EXERCISE ▸ Using the records below, report how many lines hold "Desktop", with no extra text.

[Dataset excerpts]

────────────────────

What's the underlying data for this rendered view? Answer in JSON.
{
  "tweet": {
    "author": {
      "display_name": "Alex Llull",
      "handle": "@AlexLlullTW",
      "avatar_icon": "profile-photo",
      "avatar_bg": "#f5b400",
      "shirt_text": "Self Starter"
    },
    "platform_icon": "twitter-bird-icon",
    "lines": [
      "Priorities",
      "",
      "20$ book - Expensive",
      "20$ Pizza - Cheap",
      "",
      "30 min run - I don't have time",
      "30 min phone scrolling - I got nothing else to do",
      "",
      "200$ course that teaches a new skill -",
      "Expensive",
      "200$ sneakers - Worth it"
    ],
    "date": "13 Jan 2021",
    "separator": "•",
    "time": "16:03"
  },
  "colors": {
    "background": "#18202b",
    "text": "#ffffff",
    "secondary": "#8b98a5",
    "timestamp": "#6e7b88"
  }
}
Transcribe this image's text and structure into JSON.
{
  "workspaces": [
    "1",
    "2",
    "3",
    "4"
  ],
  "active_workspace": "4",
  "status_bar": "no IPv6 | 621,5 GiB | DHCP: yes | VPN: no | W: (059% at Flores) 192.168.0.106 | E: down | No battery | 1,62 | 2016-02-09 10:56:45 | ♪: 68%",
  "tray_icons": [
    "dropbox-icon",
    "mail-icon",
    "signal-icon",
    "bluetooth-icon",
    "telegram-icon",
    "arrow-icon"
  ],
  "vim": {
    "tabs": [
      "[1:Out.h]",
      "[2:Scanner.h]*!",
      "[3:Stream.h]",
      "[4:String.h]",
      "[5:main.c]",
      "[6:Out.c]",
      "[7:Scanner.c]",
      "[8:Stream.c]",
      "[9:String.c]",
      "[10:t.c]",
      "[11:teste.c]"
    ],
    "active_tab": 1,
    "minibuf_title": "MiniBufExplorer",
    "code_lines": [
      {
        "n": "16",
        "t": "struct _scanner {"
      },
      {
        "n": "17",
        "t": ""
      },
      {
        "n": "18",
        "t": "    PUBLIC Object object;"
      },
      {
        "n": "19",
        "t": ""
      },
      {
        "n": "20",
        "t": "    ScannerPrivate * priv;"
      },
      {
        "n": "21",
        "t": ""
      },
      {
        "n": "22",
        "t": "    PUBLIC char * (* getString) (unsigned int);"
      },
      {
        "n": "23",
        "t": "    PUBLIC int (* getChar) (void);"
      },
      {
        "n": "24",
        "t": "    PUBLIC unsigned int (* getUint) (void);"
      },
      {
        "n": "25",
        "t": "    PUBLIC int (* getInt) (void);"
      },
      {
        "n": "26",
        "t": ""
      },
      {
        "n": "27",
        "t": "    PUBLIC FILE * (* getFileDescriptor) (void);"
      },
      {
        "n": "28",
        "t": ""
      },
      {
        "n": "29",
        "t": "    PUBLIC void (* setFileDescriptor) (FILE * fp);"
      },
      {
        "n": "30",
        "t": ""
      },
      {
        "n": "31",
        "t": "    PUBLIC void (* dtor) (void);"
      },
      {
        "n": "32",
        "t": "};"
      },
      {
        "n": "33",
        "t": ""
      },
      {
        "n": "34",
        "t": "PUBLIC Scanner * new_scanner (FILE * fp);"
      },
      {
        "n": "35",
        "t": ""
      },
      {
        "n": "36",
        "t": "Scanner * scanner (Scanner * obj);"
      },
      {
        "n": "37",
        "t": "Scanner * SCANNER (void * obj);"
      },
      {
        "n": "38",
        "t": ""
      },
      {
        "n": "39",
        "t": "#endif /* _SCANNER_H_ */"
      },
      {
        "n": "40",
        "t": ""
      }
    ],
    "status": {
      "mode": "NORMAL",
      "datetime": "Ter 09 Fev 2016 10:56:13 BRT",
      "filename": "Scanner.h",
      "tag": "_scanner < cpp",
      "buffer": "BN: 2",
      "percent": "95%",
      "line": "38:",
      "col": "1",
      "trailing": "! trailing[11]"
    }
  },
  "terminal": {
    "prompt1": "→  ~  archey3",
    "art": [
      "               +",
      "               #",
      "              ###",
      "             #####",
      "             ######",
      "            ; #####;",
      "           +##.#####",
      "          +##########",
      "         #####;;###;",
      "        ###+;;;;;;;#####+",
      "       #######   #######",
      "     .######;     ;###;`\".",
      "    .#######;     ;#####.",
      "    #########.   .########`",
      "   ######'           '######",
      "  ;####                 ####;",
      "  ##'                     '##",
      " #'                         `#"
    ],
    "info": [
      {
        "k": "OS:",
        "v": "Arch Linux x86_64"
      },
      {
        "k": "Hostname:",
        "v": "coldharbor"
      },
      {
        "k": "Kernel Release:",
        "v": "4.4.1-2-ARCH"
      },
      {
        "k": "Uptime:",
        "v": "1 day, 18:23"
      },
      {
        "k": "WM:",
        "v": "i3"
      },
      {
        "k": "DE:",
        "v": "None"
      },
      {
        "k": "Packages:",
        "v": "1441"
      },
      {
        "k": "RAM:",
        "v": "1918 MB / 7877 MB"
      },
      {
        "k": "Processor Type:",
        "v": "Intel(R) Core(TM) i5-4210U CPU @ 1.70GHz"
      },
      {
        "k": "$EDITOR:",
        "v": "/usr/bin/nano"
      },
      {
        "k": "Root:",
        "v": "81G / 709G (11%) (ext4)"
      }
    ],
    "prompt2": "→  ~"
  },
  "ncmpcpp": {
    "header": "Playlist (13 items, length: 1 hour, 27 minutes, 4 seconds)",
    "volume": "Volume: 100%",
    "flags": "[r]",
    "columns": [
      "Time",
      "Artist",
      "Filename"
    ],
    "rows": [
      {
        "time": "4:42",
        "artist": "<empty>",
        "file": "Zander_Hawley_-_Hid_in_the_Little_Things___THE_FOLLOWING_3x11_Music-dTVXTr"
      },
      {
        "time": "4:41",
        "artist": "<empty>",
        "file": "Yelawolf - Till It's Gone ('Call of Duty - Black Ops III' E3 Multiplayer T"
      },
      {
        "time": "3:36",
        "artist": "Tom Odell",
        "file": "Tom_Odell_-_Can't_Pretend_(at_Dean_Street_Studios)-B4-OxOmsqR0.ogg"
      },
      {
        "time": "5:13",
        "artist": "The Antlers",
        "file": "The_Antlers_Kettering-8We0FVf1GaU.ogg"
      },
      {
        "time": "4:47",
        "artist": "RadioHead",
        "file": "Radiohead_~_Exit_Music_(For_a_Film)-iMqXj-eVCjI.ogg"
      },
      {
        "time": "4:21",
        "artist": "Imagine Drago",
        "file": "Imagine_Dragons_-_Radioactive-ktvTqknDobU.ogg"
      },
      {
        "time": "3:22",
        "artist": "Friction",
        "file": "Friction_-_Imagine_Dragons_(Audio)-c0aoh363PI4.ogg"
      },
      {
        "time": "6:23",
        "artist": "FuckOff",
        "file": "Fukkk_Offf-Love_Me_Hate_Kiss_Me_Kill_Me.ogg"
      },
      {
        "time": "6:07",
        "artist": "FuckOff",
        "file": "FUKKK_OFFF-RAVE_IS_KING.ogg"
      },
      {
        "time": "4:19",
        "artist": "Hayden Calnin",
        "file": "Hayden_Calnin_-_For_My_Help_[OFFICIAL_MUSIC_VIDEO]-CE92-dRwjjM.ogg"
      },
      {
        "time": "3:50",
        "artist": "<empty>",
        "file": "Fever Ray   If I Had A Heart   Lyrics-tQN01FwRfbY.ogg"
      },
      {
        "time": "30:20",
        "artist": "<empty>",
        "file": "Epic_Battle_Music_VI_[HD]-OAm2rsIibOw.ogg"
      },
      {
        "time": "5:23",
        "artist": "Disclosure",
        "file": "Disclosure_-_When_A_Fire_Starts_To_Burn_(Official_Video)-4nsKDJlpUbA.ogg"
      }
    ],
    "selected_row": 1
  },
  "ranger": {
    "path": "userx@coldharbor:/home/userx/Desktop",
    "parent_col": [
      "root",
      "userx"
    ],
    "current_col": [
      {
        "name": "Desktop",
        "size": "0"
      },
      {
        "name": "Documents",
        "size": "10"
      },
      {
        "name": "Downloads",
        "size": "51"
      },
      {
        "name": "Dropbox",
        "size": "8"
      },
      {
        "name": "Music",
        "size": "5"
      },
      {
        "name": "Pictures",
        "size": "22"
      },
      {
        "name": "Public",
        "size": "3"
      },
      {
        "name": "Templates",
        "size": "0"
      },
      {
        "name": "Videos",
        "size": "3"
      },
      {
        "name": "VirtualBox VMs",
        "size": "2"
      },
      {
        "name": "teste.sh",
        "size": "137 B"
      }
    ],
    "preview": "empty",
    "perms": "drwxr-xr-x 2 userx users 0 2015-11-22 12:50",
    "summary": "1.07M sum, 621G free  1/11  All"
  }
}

────────────────────

RESPONSE FOR THIS EXERCISE ▸ 2